> **WORK REQUEST**
Reproduce the data below in full and to the letter, images excepted.

> **DATA FOR THIS EXERCISE**

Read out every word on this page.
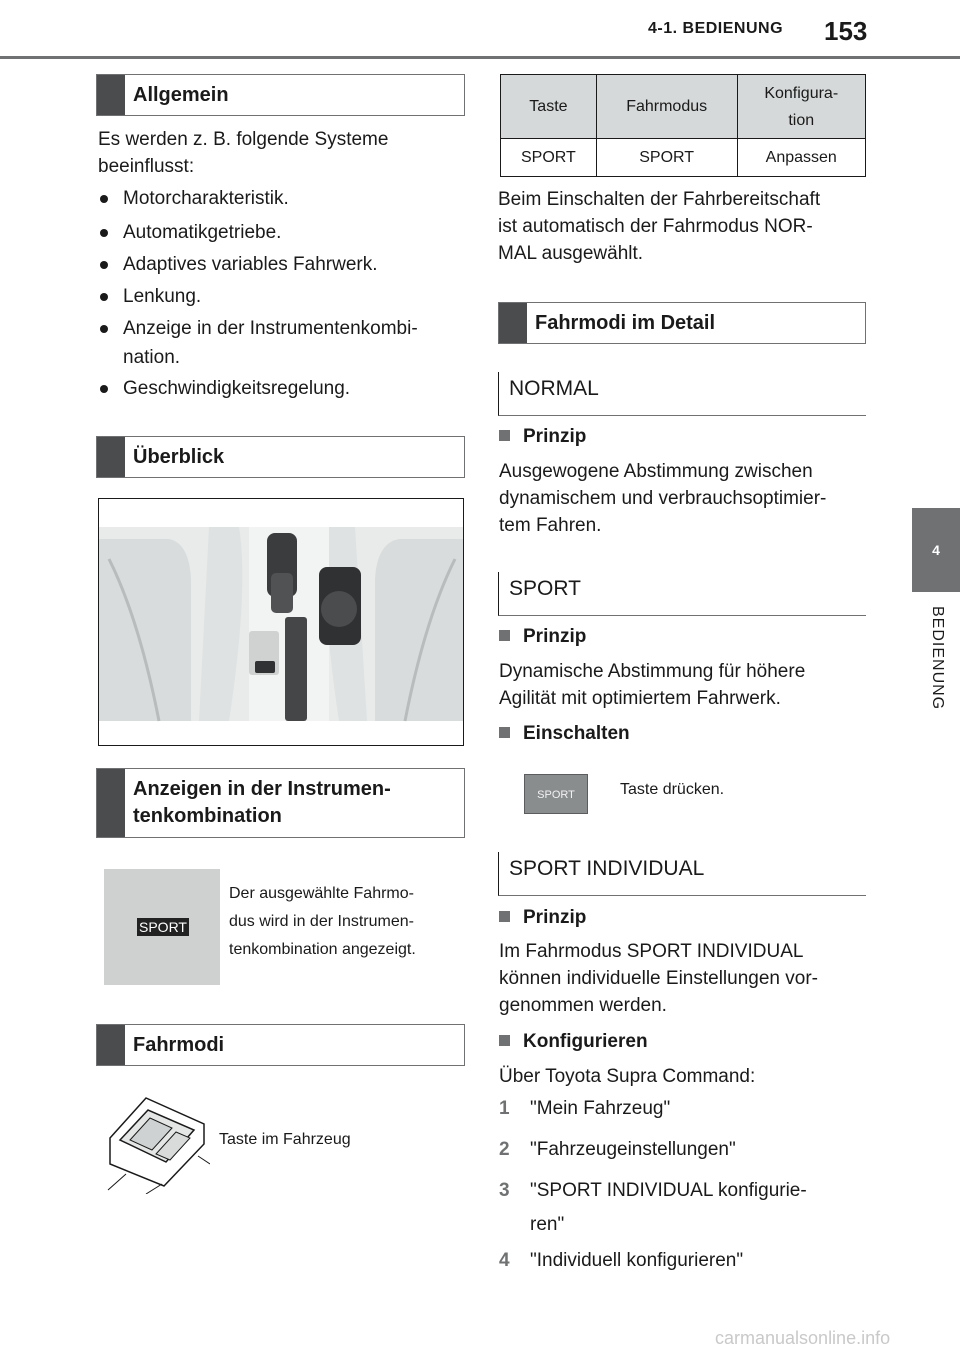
4-1. BEDIENUNG 153
4
BEDIENUNG
Allgemein
Es werden z. B. folgende Systeme
beeinflusst:
Motorcharakteristik.
Automatikgetriebe.
Adaptives variables Fahrwerk.
Lenkung.
Anzeige in der Instrumentenkombi-
nation.
Geschwindigkeitsregelung.
Überblick
Anzeigen in der Instrumen-
tenkombination
SPORT
Der ausgewählte Fahrmo-
dus wird in der Instrumen-
tenkombination angezeigt.
Fahrmodi
Taste im Fahrzeug
Taste	Fahrmodus	Konfigura-
tion

SPORT	SPORT	Anpassen
Beim Einschalten der Fahrbereitschaft
ist automatisch der Fahrmodus NOR-
MAL ausgewählt.
Fahrmodi im Detail
NORMAL
Prinzip
Ausgewogene Abstimmung zwischen
dynamischem und verbrauchsoptimier-
tem Fahren.
SPORT
Prinzip
Dynamische Abstimmung für höhere
Agilität mit optimiertem Fahrwerk.
Einschalten
SPORT	Taste drücken.
SPORT INDIVIDUAL
Prinzip
Im Fahrmodus SPORT INDIVIDUAL
können individuelle Einstellungen vor-
genommen werden.
Konfigurieren
Über Toyota Supra Command:
1	"Mein Fahrzeug"
2	"Fahrzeugeinstellungen"
3	"SPORT INDIVIDUAL konfigurie-
ren"
4	"Individuell konfigurieren"
carmanualsonline.info
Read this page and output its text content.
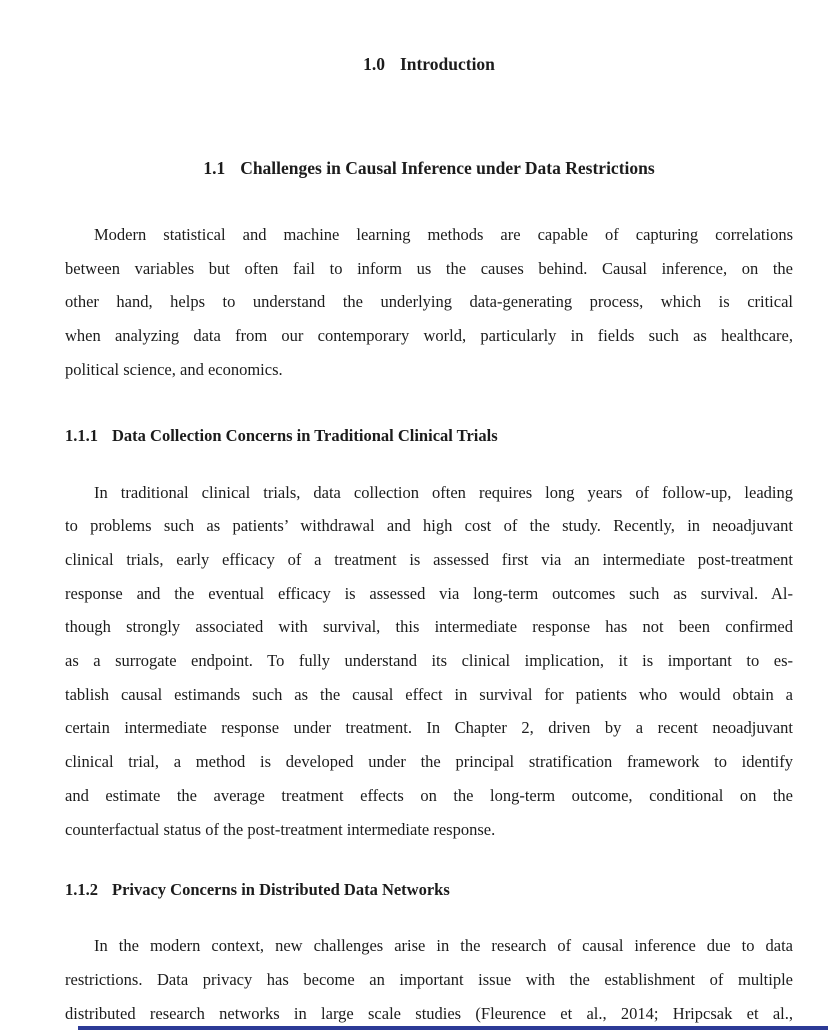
1.0 Introduction
1.1 Challenges in Causal Inference under Data Restrictions
Modern statistical and machine learning methods are capable of capturing correlations
between variables but often fail to inform us the causes behind. Causal inference, on the
other hand, helps to understand the underlying data-generating process, which is critical
when analyzing data from our contemporary world, particularly in fields such as healthcare,
political science, and economics.
1.1.1 Data Collection Concerns in Traditional Clinical Trials
In traditional clinical trials, data collection often requires long years of follow-up, leading
to problems such as patients’ withdrawal and high cost of the study. Recently, in neoadjuvant
clinical trials, early efficacy of a treatment is assessed first via an intermediate post-treatment
response and the eventual efficacy is assessed via long-term outcomes such as survival. Al-
though strongly associated with survival, this intermediate response has not been confirmed
as a surrogate endpoint. To fully understand its clinical implication, it is important to es-
tablish causal estimands such as the causal effect in survival for patients who would obtain a
certain intermediate response under treatment. In Chapter 2, driven by a recent neoadjuvant
clinical trial, a method is developed under the principal stratification framework to identify
and estimate the average treatment effects on the long-term outcome, conditional on the
counterfactual status of the post-treatment intermediate response.
1.1.2 Privacy Concerns in Distributed Data Networks
In the modern context, new challenges arise in the research of causal inference due to data
restrictions. Data privacy has become an important issue with the establishment of multiple
distributed research networks in large scale studies (Fleurence et al., 2014; Hripcsak et al.,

> **ANSWER SECTION**
Read out every word on this page.
4-1. BEDIENUNG 153
4
BEDIENUNG
Allgemein
Es werden z. B. folgende Systeme
beeinflusst:
Motorcharakteristik.
Automatikgetriebe.
Adaptives variables Fahrwerk.
Lenkung.
Anzeige in der Instrumentenkombi-
nation.
Geschwindigkeitsregelung.
Überblick
Anzeigen in der Instrumen-
tenkombination
SPORT
Der ausgewählte Fahrmo-
dus wird in der Instrumen-
tenkombination angezeigt.
Fahrmodi
Taste im Fahrzeug
Taste	Fahrmodus	Konfigura-
tion

SPORT	SPORT	Anpassen
Beim Einschalten der Fahrbereitschaft
ist automatisch der Fahrmodus NOR-
MAL ausgewählt.
Fahrmodi im Detail
NORMAL
Prinzip
Ausgewogene Abstimmung zwischen
dynamischem und verbrauchsoptimier-
tem Fahren.
SPORT
Prinzip
Dynamische Abstimmung für höhere
Agilität mit optimiertem Fahrwerk.
Einschalten
SPORT	Taste drücken.
SPORT INDIVIDUAL
Prinzip
Im Fahrmodus SPORT INDIVIDUAL
können individuelle Einstellungen vor-
genommen werden.
Konfigurieren
Über Toyota Supra Command:
1	"Mein Fahrzeug"
2	"Fahrzeugeinstellungen"
3	"SPORT INDIVIDUAL konfigurie-
ren"
4	"Individuell konfigurieren"
carmanualsonline.info
Read this page and output its text content.
1.0 Introduction
1.1 Challenges in Causal Inference under Data Restrictions
Modern statistical and machine learning methods are capable of capturing correlations
between variables but often fail to inform us the causes behind. Causal inference, on the
other hand, helps to understand the underlying data-generating process, which is critical
when analyzing data from our contemporary world, particularly in fields such as healthcare,
political science, and economics.
1.1.1 Data Collection Concerns in Traditional Clinical Trials
In traditional clinical trials, data collection often requires long years of follow-up, leading
to problems such as patients’ withdrawal and high cost of the study. Recently, in neoadjuvant
clinical trials, early efficacy of a treatment is assessed first via an intermediate post-treatment
response and the eventual efficacy is assessed via long-term outcomes such as survival. Al-
though strongly associated with survival, this intermediate response has not been confirmed
as a surrogate endpoint. To fully understand its clinical implication, it is important to es-
tablish causal estimands such as the causal effect in survival for patients who would obtain a
certain intermediate response under treatment. In Chapter 2, driven by a recent neoadjuvant
clinical trial, a method is developed under the principal stratification framework to identify
and estimate the average treatment effects on the long-term outcome, conditional on the
counterfactual status of the post-treatment intermediate response.
1.1.2 Privacy Concerns in Distributed Data Networks
In the modern context, new challenges arise in the research of causal inference due to data
restrictions. Data privacy has become an important issue with the establishment of multiple
distributed research networks in large scale studies (Fleurence et al., 2014; Hripcsak et al.,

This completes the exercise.